— Start of Given records —
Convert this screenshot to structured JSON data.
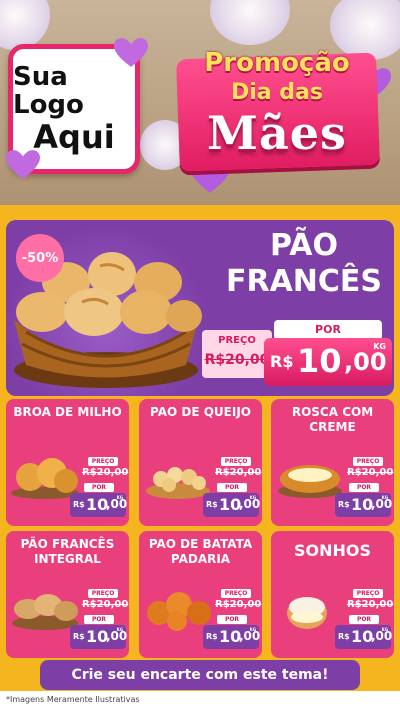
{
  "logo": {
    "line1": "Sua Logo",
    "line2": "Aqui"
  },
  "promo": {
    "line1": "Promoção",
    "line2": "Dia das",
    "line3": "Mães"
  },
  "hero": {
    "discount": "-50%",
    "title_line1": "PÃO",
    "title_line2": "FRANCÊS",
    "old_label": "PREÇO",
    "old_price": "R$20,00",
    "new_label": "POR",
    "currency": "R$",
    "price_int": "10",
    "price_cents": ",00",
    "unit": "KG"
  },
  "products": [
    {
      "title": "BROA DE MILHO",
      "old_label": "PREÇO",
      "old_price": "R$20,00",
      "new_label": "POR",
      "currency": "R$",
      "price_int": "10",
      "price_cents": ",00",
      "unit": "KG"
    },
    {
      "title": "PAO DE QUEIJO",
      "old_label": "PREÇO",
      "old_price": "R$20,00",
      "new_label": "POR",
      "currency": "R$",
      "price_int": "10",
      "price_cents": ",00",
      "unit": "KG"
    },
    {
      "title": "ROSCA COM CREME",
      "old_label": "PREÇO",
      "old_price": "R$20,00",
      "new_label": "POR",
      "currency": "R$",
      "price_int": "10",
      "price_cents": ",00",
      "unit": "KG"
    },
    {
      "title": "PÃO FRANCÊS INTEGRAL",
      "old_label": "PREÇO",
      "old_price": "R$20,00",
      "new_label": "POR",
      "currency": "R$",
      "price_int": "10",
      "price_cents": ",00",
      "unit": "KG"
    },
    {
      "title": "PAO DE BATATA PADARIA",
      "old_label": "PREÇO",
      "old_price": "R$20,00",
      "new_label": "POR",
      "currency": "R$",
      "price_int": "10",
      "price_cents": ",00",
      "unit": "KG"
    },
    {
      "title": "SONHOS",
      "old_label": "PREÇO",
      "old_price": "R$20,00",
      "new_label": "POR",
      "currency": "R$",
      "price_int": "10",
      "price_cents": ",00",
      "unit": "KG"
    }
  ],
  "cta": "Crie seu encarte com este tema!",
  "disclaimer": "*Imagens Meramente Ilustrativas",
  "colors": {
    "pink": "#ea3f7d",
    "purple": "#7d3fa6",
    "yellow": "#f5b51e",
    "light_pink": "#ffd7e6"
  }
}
— End of Given records —
— Start of Given records —
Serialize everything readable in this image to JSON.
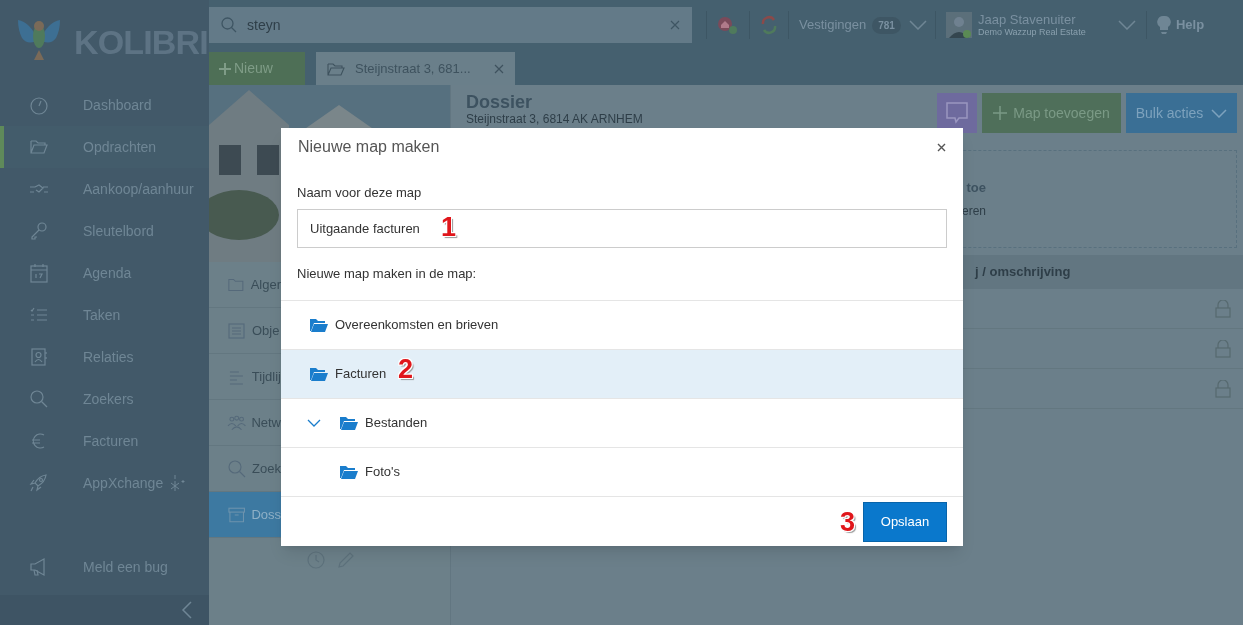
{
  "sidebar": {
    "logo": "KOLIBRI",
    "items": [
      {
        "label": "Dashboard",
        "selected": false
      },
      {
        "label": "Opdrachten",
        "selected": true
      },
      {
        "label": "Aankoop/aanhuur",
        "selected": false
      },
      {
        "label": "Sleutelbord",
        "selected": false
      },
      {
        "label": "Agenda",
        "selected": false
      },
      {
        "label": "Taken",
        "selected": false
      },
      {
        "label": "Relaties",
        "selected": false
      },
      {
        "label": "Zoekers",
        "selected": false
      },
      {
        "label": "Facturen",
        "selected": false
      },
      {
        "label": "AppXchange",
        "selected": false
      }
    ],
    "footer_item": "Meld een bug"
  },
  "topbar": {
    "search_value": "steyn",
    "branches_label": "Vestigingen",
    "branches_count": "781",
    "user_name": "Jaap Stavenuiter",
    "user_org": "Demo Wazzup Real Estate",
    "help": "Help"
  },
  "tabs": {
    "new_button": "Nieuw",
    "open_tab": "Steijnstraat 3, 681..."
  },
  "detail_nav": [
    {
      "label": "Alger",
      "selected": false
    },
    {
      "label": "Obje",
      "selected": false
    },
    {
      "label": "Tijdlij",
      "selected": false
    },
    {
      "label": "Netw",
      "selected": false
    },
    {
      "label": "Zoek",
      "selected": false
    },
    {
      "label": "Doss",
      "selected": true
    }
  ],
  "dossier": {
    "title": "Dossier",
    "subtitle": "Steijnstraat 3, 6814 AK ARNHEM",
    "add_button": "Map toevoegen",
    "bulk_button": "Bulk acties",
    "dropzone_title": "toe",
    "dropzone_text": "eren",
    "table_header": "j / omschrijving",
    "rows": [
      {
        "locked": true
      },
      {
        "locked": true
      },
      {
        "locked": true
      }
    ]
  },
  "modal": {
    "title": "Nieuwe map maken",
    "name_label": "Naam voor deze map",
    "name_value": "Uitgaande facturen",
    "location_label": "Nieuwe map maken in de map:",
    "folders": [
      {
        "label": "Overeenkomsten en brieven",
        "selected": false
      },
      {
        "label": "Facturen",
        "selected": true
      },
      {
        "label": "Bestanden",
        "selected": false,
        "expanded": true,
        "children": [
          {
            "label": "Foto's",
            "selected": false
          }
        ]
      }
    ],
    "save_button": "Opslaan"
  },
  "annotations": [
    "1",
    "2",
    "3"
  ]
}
— End of Given records —
— Start of Given records —
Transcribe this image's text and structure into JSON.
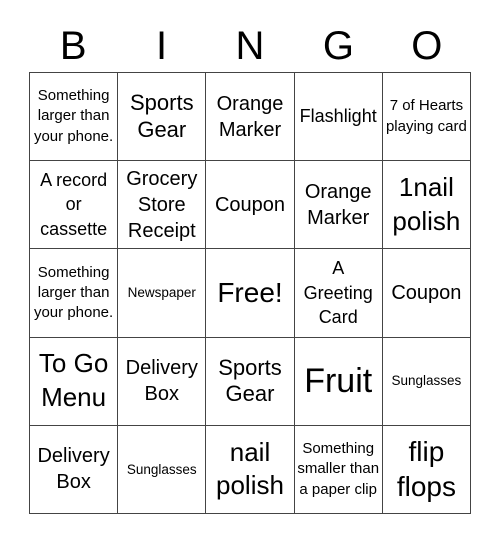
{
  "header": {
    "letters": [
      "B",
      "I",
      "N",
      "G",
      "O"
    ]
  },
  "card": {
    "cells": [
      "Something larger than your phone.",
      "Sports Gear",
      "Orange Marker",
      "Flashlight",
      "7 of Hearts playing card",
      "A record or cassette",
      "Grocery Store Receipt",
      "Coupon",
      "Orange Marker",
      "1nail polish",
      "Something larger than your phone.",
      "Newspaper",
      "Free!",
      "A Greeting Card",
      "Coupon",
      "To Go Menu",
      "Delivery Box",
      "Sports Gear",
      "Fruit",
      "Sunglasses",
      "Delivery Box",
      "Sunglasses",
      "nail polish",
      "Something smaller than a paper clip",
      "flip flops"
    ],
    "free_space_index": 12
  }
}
— End of Given records —
» **What is expected**:
Find the word "this" in the data and show each line that holds it.

» **Written answer**:
Convert this screenshot to structured JSON data.
Serialize everything readable in this image to JSON.
Transcribe this image's text and structure into JSON.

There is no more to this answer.